• **SHORT EXERCISE**: Below are the records. List every line holding the word "plain".

[Collection entries]
_ _ _ _

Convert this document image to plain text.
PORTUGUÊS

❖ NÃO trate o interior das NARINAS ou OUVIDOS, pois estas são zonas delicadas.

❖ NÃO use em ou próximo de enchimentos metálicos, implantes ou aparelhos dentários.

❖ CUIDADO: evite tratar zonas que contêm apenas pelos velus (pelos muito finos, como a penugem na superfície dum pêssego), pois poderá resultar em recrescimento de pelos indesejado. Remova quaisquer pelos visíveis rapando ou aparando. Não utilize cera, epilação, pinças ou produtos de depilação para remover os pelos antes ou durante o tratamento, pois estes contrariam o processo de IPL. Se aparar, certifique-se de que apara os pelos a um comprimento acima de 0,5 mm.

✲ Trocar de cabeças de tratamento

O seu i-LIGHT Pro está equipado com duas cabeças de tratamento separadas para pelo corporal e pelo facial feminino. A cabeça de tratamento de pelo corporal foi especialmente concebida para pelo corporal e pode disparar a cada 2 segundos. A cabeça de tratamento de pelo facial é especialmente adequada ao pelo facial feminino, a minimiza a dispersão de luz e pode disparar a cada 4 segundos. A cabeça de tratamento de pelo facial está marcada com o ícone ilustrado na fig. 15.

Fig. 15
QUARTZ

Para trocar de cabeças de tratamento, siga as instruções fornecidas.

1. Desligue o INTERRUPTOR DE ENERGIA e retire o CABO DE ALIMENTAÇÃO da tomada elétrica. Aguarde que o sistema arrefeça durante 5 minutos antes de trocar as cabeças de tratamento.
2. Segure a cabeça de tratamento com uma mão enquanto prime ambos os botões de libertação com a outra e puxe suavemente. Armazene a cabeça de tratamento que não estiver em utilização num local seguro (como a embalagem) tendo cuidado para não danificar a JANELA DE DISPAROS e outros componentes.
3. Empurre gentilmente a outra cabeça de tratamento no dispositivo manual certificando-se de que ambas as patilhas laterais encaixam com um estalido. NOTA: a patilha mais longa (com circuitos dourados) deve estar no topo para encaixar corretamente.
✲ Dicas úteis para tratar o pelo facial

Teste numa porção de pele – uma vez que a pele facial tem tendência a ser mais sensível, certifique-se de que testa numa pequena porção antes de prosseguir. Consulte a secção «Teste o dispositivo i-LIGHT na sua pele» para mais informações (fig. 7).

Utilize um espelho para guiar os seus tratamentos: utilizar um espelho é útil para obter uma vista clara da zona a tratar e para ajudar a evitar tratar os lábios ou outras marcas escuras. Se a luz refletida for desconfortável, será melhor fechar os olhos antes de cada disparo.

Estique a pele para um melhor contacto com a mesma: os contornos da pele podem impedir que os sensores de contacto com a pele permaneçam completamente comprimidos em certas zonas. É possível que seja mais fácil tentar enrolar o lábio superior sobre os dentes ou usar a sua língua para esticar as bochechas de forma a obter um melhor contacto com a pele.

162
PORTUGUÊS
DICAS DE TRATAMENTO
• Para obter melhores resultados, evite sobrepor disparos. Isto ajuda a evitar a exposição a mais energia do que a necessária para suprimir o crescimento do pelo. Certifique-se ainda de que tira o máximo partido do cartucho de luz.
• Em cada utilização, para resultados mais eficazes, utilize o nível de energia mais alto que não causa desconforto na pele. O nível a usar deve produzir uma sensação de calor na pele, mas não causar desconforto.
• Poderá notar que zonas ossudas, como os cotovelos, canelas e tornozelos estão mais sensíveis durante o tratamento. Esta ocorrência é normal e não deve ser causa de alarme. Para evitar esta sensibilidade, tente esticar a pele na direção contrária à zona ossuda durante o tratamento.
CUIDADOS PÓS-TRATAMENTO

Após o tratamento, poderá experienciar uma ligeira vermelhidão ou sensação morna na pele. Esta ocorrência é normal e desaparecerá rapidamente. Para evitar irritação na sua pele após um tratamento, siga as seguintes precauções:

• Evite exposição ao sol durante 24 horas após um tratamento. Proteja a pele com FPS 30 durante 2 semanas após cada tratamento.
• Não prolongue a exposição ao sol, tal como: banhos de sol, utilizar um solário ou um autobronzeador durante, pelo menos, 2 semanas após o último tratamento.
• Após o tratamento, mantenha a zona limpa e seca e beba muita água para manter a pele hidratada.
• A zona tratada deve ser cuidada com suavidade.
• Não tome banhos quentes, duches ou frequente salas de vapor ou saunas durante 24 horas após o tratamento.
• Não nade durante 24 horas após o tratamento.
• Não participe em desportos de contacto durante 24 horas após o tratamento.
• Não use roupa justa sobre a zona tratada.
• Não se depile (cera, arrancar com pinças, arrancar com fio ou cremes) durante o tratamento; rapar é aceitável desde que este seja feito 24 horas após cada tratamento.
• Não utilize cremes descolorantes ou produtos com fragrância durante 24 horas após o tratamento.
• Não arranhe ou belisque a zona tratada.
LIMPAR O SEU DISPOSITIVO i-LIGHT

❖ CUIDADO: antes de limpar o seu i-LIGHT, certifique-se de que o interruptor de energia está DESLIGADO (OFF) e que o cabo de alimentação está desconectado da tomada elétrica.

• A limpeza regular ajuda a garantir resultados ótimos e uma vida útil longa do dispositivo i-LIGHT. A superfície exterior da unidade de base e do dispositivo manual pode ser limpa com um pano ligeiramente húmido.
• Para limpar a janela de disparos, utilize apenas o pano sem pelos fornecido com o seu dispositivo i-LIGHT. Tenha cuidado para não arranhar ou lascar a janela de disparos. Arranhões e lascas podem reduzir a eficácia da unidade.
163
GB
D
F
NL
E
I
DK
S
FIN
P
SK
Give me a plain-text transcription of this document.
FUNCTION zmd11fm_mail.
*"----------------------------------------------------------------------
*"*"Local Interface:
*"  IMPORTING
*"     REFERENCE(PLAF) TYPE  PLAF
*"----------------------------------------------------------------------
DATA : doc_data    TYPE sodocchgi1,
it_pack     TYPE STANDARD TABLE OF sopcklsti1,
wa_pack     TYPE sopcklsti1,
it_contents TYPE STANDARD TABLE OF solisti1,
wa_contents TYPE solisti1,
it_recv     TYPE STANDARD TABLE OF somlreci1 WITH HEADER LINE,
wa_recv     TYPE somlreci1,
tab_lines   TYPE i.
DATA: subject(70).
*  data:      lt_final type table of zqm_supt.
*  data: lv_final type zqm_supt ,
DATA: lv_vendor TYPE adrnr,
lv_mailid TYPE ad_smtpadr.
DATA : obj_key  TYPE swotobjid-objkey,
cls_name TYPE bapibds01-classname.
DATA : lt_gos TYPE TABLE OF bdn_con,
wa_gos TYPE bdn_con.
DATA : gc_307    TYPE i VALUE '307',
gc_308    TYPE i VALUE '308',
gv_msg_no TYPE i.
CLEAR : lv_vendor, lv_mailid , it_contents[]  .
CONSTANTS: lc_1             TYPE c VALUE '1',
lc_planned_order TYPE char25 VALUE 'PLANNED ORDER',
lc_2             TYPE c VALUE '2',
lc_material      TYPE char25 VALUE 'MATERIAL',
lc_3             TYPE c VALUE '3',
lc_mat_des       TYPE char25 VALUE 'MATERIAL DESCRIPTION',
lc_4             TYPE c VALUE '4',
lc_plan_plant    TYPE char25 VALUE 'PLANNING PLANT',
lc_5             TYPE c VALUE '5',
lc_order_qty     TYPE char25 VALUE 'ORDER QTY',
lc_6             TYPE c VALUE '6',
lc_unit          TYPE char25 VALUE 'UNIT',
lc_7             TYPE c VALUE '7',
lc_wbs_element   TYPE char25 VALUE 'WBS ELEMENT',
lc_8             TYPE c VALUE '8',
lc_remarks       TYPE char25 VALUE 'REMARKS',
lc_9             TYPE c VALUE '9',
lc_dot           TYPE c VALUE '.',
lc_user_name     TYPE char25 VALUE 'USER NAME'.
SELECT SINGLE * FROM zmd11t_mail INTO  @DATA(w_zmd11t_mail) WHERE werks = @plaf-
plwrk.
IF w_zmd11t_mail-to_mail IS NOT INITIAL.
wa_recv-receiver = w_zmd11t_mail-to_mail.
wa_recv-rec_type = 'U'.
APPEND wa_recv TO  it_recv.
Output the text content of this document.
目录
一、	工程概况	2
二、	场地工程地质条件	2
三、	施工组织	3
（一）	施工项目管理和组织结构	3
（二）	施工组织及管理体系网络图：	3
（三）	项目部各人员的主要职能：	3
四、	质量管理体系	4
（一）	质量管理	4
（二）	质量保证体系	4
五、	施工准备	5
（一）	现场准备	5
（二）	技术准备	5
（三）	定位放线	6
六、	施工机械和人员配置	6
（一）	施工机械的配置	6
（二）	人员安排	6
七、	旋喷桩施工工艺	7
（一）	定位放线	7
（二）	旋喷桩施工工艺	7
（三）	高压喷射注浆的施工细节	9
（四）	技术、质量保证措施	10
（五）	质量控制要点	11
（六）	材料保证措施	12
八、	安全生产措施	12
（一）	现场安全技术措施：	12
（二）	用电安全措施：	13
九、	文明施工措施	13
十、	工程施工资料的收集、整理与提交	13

_ _ _ _

• **REPLY**:
Convert this document image to plain text.
Give me a plain-text transcription of this document.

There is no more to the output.